__Materials provided__
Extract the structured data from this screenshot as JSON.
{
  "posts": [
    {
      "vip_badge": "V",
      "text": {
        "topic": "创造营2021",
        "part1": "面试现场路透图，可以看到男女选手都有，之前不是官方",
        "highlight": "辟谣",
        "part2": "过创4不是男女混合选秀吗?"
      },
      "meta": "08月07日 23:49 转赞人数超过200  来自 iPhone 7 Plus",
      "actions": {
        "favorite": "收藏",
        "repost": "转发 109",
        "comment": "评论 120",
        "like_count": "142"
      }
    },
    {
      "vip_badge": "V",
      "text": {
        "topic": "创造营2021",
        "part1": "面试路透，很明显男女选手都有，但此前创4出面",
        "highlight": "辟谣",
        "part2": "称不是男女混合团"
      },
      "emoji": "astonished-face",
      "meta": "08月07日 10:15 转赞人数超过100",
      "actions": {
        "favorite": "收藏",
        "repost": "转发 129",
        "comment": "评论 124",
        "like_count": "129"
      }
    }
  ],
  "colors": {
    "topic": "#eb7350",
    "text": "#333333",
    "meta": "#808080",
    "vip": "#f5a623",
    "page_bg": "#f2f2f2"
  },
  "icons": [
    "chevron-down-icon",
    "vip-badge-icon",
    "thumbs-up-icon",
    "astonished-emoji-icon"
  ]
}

...

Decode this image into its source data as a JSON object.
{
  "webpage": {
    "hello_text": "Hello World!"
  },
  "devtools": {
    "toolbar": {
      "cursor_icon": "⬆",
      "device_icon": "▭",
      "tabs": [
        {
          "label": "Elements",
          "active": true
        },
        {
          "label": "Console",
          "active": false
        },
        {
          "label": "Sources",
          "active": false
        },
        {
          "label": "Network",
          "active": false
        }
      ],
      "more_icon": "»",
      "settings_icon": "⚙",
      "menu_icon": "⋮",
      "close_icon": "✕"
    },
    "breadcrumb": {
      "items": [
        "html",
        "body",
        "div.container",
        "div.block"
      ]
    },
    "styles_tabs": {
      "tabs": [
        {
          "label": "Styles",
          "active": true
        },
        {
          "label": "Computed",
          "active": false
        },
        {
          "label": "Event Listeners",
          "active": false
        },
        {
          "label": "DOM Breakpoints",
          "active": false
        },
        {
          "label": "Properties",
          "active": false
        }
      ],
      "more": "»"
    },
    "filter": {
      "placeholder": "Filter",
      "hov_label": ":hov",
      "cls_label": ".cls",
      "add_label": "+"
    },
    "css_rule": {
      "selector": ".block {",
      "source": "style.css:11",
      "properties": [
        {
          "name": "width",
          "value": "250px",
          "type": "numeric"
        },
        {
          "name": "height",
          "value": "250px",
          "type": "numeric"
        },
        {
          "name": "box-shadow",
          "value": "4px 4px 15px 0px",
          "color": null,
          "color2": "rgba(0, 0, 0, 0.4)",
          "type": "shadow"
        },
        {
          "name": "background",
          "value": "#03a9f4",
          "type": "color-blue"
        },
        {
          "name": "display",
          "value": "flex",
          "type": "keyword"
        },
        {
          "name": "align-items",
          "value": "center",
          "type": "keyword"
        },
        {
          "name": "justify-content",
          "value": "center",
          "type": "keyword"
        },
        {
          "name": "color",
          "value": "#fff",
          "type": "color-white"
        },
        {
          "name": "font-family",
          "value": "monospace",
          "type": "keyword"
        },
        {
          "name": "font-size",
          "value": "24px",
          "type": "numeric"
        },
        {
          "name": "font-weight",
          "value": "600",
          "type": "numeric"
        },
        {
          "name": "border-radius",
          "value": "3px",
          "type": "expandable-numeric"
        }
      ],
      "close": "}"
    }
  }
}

__What is expected__
Using the listing, copy every line where the word "JSON" shows up.

__Worked solution__
Extract the structured data from this screenshot as JSON.
Decode this image into its source data as a JSON object.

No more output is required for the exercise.